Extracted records
++++++++++++++++++++
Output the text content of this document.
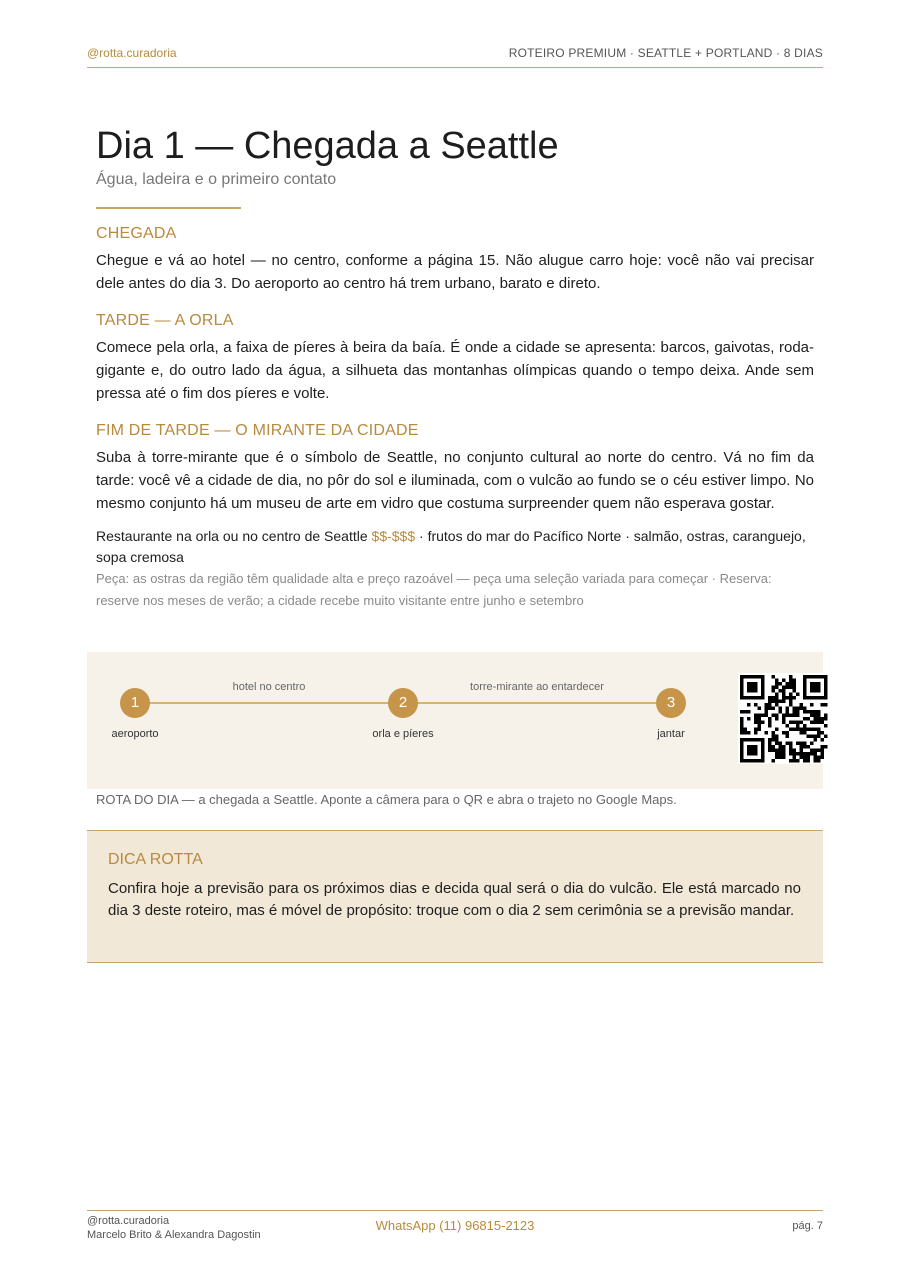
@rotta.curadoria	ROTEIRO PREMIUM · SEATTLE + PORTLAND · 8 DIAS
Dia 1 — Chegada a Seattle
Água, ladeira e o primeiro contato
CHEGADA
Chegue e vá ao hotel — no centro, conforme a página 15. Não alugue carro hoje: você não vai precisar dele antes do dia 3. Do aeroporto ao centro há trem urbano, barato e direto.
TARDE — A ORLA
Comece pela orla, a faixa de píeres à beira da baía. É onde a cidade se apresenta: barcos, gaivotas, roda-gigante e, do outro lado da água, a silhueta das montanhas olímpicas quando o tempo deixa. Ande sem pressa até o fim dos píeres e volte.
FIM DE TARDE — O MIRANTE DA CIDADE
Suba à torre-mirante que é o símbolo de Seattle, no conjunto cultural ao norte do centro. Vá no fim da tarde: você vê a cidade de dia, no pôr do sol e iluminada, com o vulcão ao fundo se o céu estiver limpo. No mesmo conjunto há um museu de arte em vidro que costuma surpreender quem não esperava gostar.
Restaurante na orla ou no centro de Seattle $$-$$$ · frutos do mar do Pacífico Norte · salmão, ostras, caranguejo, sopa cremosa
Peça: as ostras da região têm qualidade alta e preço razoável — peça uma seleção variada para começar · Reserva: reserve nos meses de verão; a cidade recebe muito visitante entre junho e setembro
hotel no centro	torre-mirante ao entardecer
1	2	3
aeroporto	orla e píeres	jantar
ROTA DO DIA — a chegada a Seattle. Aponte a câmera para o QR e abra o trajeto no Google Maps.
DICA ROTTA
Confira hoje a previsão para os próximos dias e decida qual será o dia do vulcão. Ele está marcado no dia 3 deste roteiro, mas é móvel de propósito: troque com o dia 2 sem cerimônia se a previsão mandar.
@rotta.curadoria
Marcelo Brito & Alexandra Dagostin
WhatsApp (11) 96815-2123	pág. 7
++++++++++++++++++++
## TASK STATEMENT:
What you return should match the records above word for word, minus the pictures.

## ANSWER TO THE PROBLEM:
Output the text content of this document.
@rotta.curadoria	ROTEIRO PREMIUM · SEATTLE + PORTLAND · 8 DIAS
Dia 1 — Chegada a Seattle
Água, ladeira e o primeiro contato
CHEGADA
Chegue e vá ao hotel — no centro, conforme a página 15. Não alugue carro hoje: você não vai precisar dele antes do dia 3. Do aeroporto ao centro há trem urbano, barato e direto.
TARDE — A ORLA
Comece pela orla, a faixa de píeres à beira da baía. É onde a cidade se apresenta: barcos, gaivotas, roda-gigante e, do outro lado da água, a silhueta das montanhas olímpicas quando o tempo deixa. Ande sem pressa até o fim dos píeres e volte.
FIM DE TARDE — O MIRANTE DA CIDADE
Suba à torre-mirante que é o símbolo de Seattle, no conjunto cultural ao norte do centro. Vá no fim da tarde: você vê a cidade de dia, no pôr do sol e iluminada, com o vulcão ao fundo se o céu estiver limpo. No mesmo conjunto há um museu de arte em vidro que costuma surpreender quem não esperava gostar.
Restaurante na orla ou no centro de Seattle $$-$$$ · frutos do mar do Pacífico Norte · salmão, ostras, caranguejo, sopa cremosa
Peça: as ostras da região têm qualidade alta e preço razoável — peça uma seleção variada para começar · Reserva: reserve nos meses de verão; a cidade recebe muito visitante entre junho e setembro
hotel no centro	torre-mirante ao entardecer
1	2	3
aeroporto	orla e píeres	jantar
ROTA DO DIA — a chegada a Seattle. Aponte a câmera para o QR e abra o trajeto no Google Maps.
DICA ROTTA
Confira hoje a previsão para os próximos dias e decida qual será o dia do vulcão. Ele está marcado no dia 3 deste roteiro, mas é móvel de propósito: troque com o dia 2 sem cerimônia se a previsão mandar.
@rotta.curadoria
Marcelo Brito & Alexandra Dagostin
WhatsApp (11) 96815-2123	pág. 7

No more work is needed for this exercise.